■ **EXERCISE GOAL**: Format each line of the material below as a numbered list, leaving out any blank lines.

begin EXERCISE INPUT

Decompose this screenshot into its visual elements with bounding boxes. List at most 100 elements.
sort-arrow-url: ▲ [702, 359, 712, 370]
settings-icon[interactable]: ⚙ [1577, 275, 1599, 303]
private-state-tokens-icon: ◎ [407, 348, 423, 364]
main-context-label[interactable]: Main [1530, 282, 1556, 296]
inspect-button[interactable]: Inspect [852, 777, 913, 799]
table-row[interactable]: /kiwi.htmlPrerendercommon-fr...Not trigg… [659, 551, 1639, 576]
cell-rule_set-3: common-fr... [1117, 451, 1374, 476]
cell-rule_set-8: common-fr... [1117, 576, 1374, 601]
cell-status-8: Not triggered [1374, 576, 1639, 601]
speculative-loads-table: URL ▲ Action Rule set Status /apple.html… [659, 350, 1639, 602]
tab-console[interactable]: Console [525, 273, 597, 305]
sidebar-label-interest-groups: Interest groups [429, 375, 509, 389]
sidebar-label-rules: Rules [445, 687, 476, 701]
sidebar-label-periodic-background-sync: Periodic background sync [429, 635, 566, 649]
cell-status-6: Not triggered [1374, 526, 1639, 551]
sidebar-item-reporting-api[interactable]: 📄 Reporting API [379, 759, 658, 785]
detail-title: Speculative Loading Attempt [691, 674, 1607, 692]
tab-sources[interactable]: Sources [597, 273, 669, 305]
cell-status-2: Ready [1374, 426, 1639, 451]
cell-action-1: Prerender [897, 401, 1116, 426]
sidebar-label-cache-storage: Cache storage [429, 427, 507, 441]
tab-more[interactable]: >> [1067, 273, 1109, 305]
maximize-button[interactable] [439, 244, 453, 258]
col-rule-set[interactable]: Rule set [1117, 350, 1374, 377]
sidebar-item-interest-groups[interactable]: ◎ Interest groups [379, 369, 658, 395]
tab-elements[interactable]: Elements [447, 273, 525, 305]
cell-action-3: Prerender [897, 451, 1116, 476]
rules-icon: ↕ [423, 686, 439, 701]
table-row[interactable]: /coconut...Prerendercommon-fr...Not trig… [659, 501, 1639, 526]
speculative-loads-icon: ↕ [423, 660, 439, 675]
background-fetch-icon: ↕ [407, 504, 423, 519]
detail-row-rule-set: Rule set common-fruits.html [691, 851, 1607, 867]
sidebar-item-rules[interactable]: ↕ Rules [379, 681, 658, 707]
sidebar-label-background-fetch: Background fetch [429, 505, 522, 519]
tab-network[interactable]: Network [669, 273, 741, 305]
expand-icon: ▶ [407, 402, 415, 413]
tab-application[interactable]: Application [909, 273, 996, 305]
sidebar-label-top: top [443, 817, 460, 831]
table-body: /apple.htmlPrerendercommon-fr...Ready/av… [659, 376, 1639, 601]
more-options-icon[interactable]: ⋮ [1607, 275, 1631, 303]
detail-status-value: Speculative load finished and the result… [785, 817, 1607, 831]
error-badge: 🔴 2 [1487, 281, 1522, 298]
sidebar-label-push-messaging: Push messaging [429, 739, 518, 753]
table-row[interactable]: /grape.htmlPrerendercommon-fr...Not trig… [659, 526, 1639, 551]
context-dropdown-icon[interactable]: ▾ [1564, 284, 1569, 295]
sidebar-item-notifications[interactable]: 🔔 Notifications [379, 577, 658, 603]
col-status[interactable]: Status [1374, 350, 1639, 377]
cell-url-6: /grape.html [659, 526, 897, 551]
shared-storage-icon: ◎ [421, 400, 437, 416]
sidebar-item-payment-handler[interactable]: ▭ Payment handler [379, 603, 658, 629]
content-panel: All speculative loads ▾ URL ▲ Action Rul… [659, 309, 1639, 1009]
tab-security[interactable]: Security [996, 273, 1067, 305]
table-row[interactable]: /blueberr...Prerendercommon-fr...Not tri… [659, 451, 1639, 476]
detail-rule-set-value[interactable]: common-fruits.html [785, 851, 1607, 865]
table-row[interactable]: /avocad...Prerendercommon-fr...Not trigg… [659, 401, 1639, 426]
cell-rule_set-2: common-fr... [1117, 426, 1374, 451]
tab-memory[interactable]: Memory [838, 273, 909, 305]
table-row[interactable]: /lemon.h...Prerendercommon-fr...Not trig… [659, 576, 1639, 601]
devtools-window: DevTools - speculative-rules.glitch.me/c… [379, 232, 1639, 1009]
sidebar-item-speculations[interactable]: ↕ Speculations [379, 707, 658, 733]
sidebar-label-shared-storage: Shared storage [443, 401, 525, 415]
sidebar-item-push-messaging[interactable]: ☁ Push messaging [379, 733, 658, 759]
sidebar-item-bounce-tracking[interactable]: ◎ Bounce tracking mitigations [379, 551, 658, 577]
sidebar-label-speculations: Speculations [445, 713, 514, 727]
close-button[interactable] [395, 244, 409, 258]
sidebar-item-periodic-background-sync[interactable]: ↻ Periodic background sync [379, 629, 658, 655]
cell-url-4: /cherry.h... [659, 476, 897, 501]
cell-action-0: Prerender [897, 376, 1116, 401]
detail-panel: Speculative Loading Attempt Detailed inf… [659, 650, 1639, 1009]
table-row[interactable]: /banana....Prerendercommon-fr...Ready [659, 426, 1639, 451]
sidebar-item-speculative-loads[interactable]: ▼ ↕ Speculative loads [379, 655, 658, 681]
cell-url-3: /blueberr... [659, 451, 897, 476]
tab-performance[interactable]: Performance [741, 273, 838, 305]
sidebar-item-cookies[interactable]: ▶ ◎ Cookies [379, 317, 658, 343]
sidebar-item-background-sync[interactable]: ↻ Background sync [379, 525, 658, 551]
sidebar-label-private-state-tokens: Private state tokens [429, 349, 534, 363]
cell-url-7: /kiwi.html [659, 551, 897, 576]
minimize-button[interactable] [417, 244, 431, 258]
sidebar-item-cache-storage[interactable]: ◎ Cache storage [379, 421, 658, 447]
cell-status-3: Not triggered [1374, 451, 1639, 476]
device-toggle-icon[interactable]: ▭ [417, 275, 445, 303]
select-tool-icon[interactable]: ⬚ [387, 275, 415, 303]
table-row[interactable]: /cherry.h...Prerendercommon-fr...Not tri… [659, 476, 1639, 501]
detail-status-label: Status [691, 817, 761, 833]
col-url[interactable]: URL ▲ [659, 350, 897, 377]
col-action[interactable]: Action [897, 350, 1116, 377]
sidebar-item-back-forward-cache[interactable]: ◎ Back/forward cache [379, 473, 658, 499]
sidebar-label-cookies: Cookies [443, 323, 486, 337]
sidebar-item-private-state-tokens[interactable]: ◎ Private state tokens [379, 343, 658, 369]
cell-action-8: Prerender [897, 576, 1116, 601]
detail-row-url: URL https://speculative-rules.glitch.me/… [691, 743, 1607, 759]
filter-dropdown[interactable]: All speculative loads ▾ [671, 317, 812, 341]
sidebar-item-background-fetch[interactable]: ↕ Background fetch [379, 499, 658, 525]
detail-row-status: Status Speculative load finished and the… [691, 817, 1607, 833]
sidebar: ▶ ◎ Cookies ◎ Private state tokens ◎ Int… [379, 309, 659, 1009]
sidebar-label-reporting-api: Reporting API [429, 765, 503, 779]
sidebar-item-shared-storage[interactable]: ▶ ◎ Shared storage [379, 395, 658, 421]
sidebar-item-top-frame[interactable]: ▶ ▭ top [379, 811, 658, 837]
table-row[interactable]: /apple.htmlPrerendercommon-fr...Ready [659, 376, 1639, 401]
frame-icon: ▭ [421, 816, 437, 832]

end EXERCISE INPUT

■ **REPLY**:
1. Decompose this screenshot into its visual elements with bounding boxes. List at most 100 elements.
2. sort-arrow-url: ▲ [702, 359, 712, 370]
3. settings-icon[interactable]: ⚙ [1577, 275, 1599, 303]
4. private-state-tokens-icon: ◎ [407, 348, 423, 364]
5. main-context-label[interactable]: Main [1530, 282, 1556, 296]
6. inspect-button[interactable]: Inspect [852, 777, 913, 799]
7. table-row[interactable]: /kiwi.htmlPrerendercommon-fr...Not trigg… [659, 551, 1639, 576]
8. cell-rule_set-3: common-fr... [1117, 451, 1374, 476]
9. cell-rule_set-8: common-fr... [1117, 576, 1374, 601]
10. cell-status-8: Not triggered [1374, 576, 1639, 601]
11. speculative-loads-table: URL ▲ Action Rule set Status /apple.html… [659, 350, 1639, 602]
12. tab-console[interactable]: Console [525, 273, 597, 305]
13. sidebar-label-interest-groups: Interest groups [429, 375, 509, 389]
14. sidebar-label-rules: Rules [445, 687, 476, 701]
15. sidebar-label-periodic-background-sync: Periodic background sync [429, 635, 566, 649]
16. cell-status-6: Not triggered [1374, 526, 1639, 551]
17. sidebar-item-reporting-api[interactable]: 📄 Reporting API [379, 759, 658, 785]
18. detail-title: Speculative Loading Attempt [691, 674, 1607, 692]
19. tab-sources[interactable]: Sources [597, 273, 669, 305]
20. cell-status-2: Ready [1374, 426, 1639, 451]
21. cell-action-1: Prerender [897, 401, 1116, 426]
22. sidebar-label-cache-storage: Cache storage [429, 427, 507, 441]
23. tab-more[interactable]: >> [1067, 273, 1109, 305]
24. maximize-button[interactable] [439, 244, 453, 258]
25. col-rule-set[interactable]: Rule set [1117, 350, 1374, 377]
26. sidebar-item-interest-groups[interactable]: ◎ Interest groups [379, 369, 658, 395]
27. tab-elements[interactable]: Elements [447, 273, 525, 305]
28. cell-action-3: Prerender [897, 451, 1116, 476]
29. rules-icon: ↕ [423, 686, 439, 701]
30. table-row[interactable]: /coconut...Prerendercommon-fr...Not trig… [659, 501, 1639, 526]
31. speculative-loads-icon: ↕ [423, 660, 439, 675]
32. background-fetch-icon: ↕ [407, 504, 423, 519]
33. detail-row-rule-set: Rule set common-fruits.html [691, 851, 1607, 867]
34. sidebar-item-rules[interactable]: ↕ Rules [379, 681, 658, 707]
35. sidebar-label-background-fetch: Background fetch [429, 505, 522, 519]
36. tab-network[interactable]: Network [669, 273, 741, 305]
37. expand-icon: ▶ [407, 402, 415, 413]
38. tab-application[interactable]: Application [909, 273, 996, 305]
39. sidebar-label-top: top [443, 817, 460, 831]
40. table-body: /apple.htmlPrerendercommon-fr...Ready/av… [659, 376, 1639, 601]
41. more-options-icon[interactable]: ⋮ [1607, 275, 1631, 303]
42. detail-status-value: Speculative load finished and the result… [785, 817, 1607, 831]
43. error-badge: 🔴 2 [1487, 281, 1522, 298]
44. sidebar-label-push-messaging: Push messaging [429, 739, 518, 753]
45. table-row[interactable]: /grape.htmlPrerendercommon-fr...Not trig… [659, 526, 1639, 551]
46. context-dropdown-icon[interactable]: ▾ [1564, 284, 1569, 295]
47. sidebar-item-notifications[interactable]: 🔔 Notifications [379, 577, 658, 603]
48. col-status[interactable]: Status [1374, 350, 1639, 377]
49. cell-url-6: /grape.html [659, 526, 897, 551]
50. shared-storage-icon: ◎ [421, 400, 437, 416]
51. sidebar-item-payment-handler[interactable]: ▭ Payment handler [379, 603, 658, 629]
52. content-panel: All speculative loads ▾ URL ▲ Action Rul… [659, 309, 1639, 1009]
53. tab-security[interactable]: Security [996, 273, 1067, 305]
54. table-row[interactable]: /blueberr...Prerendercommon-fr...Not tri… [659, 451, 1639, 476]
55. detail-rule-set-value[interactable]: common-fruits.html [785, 851, 1607, 865]
56. table-row[interactable]: /avocad...Prerendercommon-fr...Not trigg… [659, 401, 1639, 426]
57. cell-rule_set-2: common-fr... [1117, 426, 1374, 451]
58. tab-memory[interactable]: Memory [838, 273, 909, 305]
59. table-row[interactable]: /lemon.h...Prerendercommon-fr...Not trig… [659, 576, 1639, 601]
60. devtools-window: DevTools - speculative-rules.glitch.me/c… [379, 232, 1639, 1009]
61. sidebar-item-speculations[interactable]: ↕ Speculations [379, 707, 658, 733]
62. sidebar-label-shared-storage: Shared storage [443, 401, 525, 415]
63. sidebar-item-push-messaging[interactable]: ☁ Push messaging [379, 733, 658, 759]
64. sidebar-item-bounce-tracking[interactable]: ◎ Bounce tracking mitigations [379, 551, 658, 577]
65. sidebar-label-speculations: Speculations [445, 713, 514, 727]
66. close-button[interactable] [395, 244, 409, 258]
67. sidebar-item-periodic-background-sync[interactable]: ↻ Periodic background sync [379, 629, 658, 655]
68. cell-url-4: /cherry.h... [659, 476, 897, 501]
69. cell-action-0: Prerender [897, 376, 1116, 401]
70. detail-panel: Speculative Loading Attempt Detailed inf… [659, 650, 1639, 1009]
71. table-row[interactable]: /banana....Prerendercommon-fr...Ready [659, 426, 1639, 451]
72. sidebar-item-speculative-loads[interactable]: ▼ ↕ Speculative loads [379, 655, 658, 681]
73. cell-url-3: /blueberr... [659, 451, 897, 476]
74. tab-performance[interactable]: Performance [741, 273, 838, 305]
75. sidebar-item-cookies[interactable]: ▶ ◎ Cookies [379, 317, 658, 343]
76. sidebar-item-background-sync[interactable]: ↻ Background sync [379, 525, 658, 551]
77. sidebar-label-private-state-tokens: Private state tokens [429, 349, 534, 363]
78. cell-url-7: /kiwi.html [659, 551, 897, 576]
79. minimize-button[interactable] [417, 244, 431, 258]
80. sidebar-item-cache-storage[interactable]: ◎ Cache storage [379, 421, 658, 447]
81. cell-status-3: Not triggered [1374, 451, 1639, 476]
82. device-toggle-icon[interactable]: ▭ [417, 275, 445, 303]
83. select-tool-icon[interactable]: ⬚ [387, 275, 415, 303]
84. table-row[interactable]: /cherry.h...Prerendercommon-fr...Not tri… [659, 476, 1639, 501]
85. detail-status-label: Status [691, 817, 761, 833]
86. col-url[interactable]: URL ▲ [659, 350, 897, 377]
87. col-action[interactable]: Action [897, 350, 1116, 377]
88. sidebar-item-back-forward-cache[interactable]: ◎ Back/forward cache [379, 473, 658, 499]
89. sidebar-label-cookies: Cookies [443, 323, 486, 337]
90. sidebar-item-private-state-tokens[interactable]: ◎ Private state tokens [379, 343, 658, 369]
91. cell-action-8: Prerender [897, 576, 1116, 601]
92. detail-row-url: URL https://speculative-rules.glitch.me/… [691, 743, 1607, 759]
93. filter-dropdown[interactable]: All speculative loads ▾ [671, 317, 812, 341]
94. sidebar-item-background-fetch[interactable]: ↕ Background fetch [379, 499, 658, 525]
95. detail-row-status: Status Speculative load finished and the… [691, 817, 1607, 833]
96. sidebar: ▶ ◎ Cookies ◎ Private state tokens ◎ Int… [379, 309, 659, 1009]
97. sidebar-label-reporting-api: Reporting API [429, 765, 503, 779]
98. sidebar-item-shared-storage[interactable]: ▶ ◎ Shared storage [379, 395, 658, 421]
99. sidebar-item-top-frame[interactable]: ▶ ▭ top [379, 811, 658, 837]
100. table-row[interactable]: /apple.htmlPrerendercommon-fr...Ready [659, 376, 1639, 401]
101. frame-icon: ▭ [421, 816, 437, 832]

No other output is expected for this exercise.